**Exercise task**
Return every entry exactly as written.

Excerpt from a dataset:
--*--

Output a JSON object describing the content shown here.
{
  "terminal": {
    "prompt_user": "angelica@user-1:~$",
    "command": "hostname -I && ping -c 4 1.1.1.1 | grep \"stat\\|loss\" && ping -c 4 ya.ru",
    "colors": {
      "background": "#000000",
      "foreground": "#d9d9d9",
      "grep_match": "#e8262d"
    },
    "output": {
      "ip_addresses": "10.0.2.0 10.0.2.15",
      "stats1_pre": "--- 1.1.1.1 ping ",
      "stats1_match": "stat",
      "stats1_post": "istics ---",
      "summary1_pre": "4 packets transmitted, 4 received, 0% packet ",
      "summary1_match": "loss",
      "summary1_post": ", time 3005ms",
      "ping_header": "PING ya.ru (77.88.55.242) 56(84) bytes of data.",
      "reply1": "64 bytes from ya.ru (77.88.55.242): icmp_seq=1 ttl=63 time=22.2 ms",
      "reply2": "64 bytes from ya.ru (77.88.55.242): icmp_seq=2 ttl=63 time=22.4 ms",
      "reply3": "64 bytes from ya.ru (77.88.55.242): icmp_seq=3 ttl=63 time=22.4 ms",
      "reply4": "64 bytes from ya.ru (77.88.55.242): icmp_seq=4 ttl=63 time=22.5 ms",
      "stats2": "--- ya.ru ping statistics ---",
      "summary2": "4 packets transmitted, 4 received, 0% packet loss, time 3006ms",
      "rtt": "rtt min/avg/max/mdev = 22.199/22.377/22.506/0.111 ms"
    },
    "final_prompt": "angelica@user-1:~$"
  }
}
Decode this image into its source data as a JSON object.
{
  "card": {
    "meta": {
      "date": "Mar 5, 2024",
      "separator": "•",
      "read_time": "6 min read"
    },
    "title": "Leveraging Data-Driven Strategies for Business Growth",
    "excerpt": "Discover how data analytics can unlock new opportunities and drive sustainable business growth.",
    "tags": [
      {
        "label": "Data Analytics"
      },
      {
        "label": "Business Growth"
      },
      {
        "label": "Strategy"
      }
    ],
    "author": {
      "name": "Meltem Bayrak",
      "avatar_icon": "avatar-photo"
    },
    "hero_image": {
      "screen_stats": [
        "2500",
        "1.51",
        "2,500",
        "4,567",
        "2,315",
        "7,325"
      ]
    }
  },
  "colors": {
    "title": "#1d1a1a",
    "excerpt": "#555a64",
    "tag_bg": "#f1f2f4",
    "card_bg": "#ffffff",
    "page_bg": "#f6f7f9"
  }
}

--*--

**Correct result**
Output a JSON object describing the content shown here.
{
  "terminal": {
    "prompt_user": "angelica@user-1:~$",
    "command": "hostname -I && ping -c 4 1.1.1.1 | grep \"stat\\|loss\" && ping -c 4 ya.ru",
    "colors": {
      "background": "#000000",
      "foreground": "#d9d9d9",
      "grep_match": "#e8262d"
    },
    "output": {
      "ip_addresses": "10.0.2.0 10.0.2.15",
      "stats1_pre": "--- 1.1.1.1 ping ",
      "stats1_match": "stat",
      "stats1_post": "istics ---",
      "summary1_pre": "4 packets transmitted, 4 received, 0% packet ",
      "summary1_match": "loss",
      "summary1_post": ", time 3005ms",
      "ping_header": "PING ya.ru (77.88.55.242) 56(84) bytes of data.",
      "reply1": "64 bytes from ya.ru (77.88.55.242): icmp_seq=1 ttl=63 time=22.2 ms",
      "reply2": "64 bytes from ya.ru (77.88.55.242): icmp_seq=2 ttl=63 time=22.4 ms",
      "reply3": "64 bytes from ya.ru (77.88.55.242): icmp_seq=3 ttl=63 time=22.4 ms",
      "reply4": "64 bytes from ya.ru (77.88.55.242): icmp_seq=4 ttl=63 time=22.5 ms",
      "stats2": "--- ya.ru ping statistics ---",
      "summary2": "4 packets transmitted, 4 received, 0% packet loss, time 3006ms",
      "rtt": "rtt min/avg/max/mdev = 22.199/22.377/22.506/0.111 ms"
    },
    "final_prompt": "angelica@user-1:~$"
  }
}
Decode this image into its source data as a JSON object.
{
  "card": {
    "meta": {
      "date": "Mar 5, 2024",
      "separator": "•",
      "read_time": "6 min read"
    },
    "title": "Leveraging Data-Driven Strategies for Business Growth",
    "excerpt": "Discover how data analytics can unlock new opportunities and drive sustainable business growth.",
    "tags": [
      {
        "label": "Data Analytics"
      },
      {
        "label": "Business Growth"
      },
      {
        "label": "Strategy"
      }
    ],
    "author": {
      "name": "Meltem Bayrak",
      "avatar_icon": "avatar-photo"
    },
    "hero_image": {
      "screen_stats": [
        "2500",
        "1.51",
        "2,500",
        "4,567",
        "2,315",
        "7,325"
      ]
    }
  },
  "colors": {
    "title": "#1d1a1a",
    "excerpt": "#555a64",
    "tag_bg": "#f1f2f4",
    "card_bg": "#ffffff",
    "page_bg": "#f6f7f9"
  }
}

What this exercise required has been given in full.